**WHAT YOU SHOULD DO**
Write out the records beneath this line exactly as they appear, minus any images.

**MATERIAL TO PROCESS**
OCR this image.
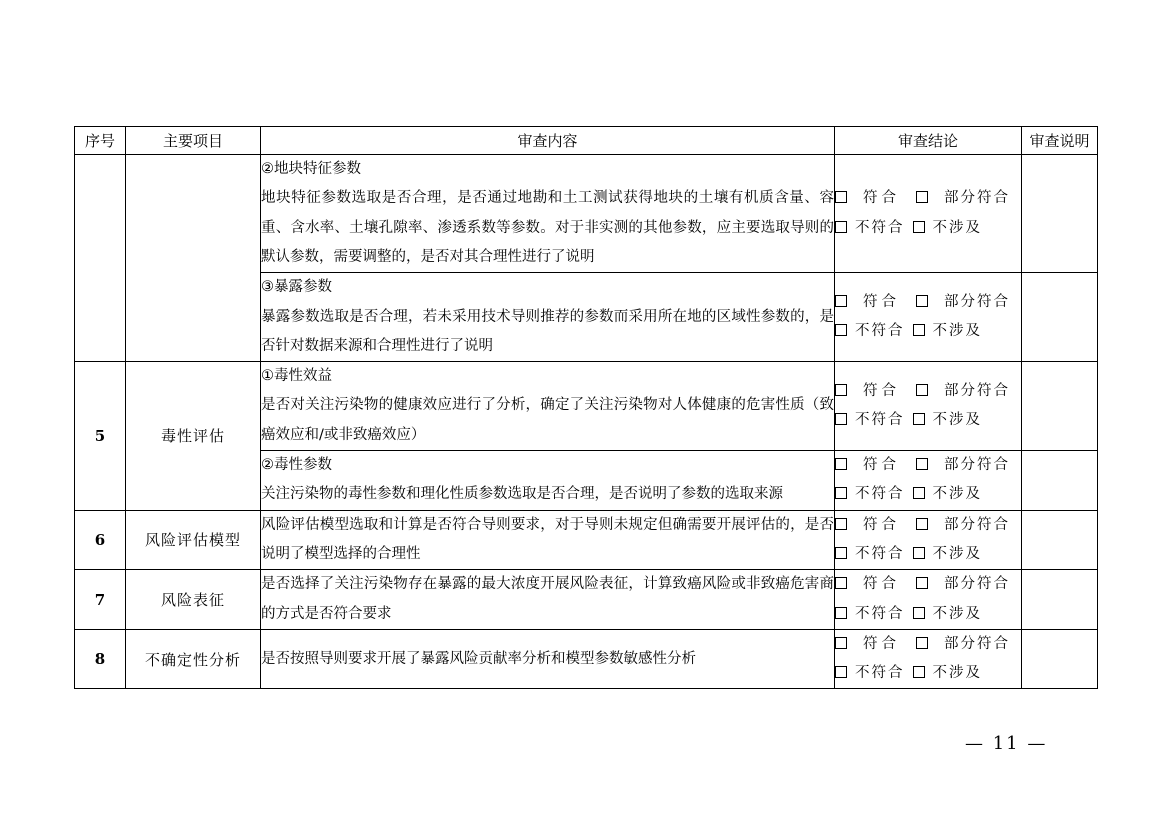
序号	主要项目	审查内容	审查结论	审查说明

		②地块特征参数
地块特征参数选取是否合理，是否通过地勘和土工测试获得地块的土壤有机质含量、容重、含水率、土壤孔隙率、渗透系数等参数。对于非实测的其他参数，应主要选取导则的默认参数，需要调整的，是否对其合理性进行了说明	符合 部分符合
不符合 不涉及	

		③暴露参数
暴露参数选取是否合理，若未采用技术导则推荐的参数而采用所在地的区域性参数的，是否针对数据来源和合理性进行了说明	符合 部分符合
不符合 不涉及	

5	毒性评估	①毒性效益
是否对关注污染物的健康效应进行了分析，确定了关注污染物对人体健康的危害性质（致癌效应和/或非致癌效应）	符合 部分符合
不符合 不涉及	

		②毒性参数
关注污染物的毒性参数和理化性质参数选取是否合理，是否说明了参数的选取来源	符合 部分符合
不符合 不涉及	

6	风险评估模型	风险评估模型选取和计算是否符合导则要求，对于导则未规定但确需要开展评估的，是否说明了模型选择的合理性	符合 部分符合
不符合 不涉及	

7	风险表征	是否选择了关注污染物存在暴露的最大浓度开展风险表征，计算致癌风险或非致癌危害商的方式是否符合要求	符合 部分符合
不符合 不涉及	

8	不确定性分析	是否按照导则要求开展了暴露风险贡献率分析和模型参数敏感性分析	符合 部分符合
不符合 不涉及	

— 11 —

**COMPLETED EXERCISE**
OCR this image.
序号	主要项目	审查内容	审查结论	审查说明

		②地块特征参数
地块特征参数选取是否合理，是否通过地勘和土工测试获得地块的土壤有机质含量、容重、含水率、土壤孔隙率、渗透系数等参数。对于非实测的其他参数，应主要选取导则的默认参数，需要调整的，是否对其合理性进行了说明	符合 部分符合
不符合 不涉及	

		③暴露参数
暴露参数选取是否合理，若未采用技术导则推荐的参数而采用所在地的区域性参数的，是否针对数据来源和合理性进行了说明	符合 部分符合
不符合 不涉及	

5	毒性评估	①毒性效益
是否对关注污染物的健康效应进行了分析，确定了关注污染物对人体健康的危害性质（致癌效应和/或非致癌效应）	符合 部分符合
不符合 不涉及	

		②毒性参数
关注污染物的毒性参数和理化性质参数选取是否合理，是否说明了参数的选取来源	符合 部分符合
不符合 不涉及	

6	风险评估模型	风险评估模型选取和计算是否符合导则要求，对于导则未规定但确需要开展评估的，是否说明了模型选择的合理性	符合 部分符合
不符合 不涉及	

7	风险表征	是否选择了关注污染物存在暴露的最大浓度开展风险表征，计算致癌风险或非致癌危害商的方式是否符合要求	符合 部分符合
不符合 不涉及	

8	不确定性分析	是否按照导则要求开展了暴露风险贡献率分析和模型参数敏感性分析	符合 部分符合
不符合 不涉及	

— 11 —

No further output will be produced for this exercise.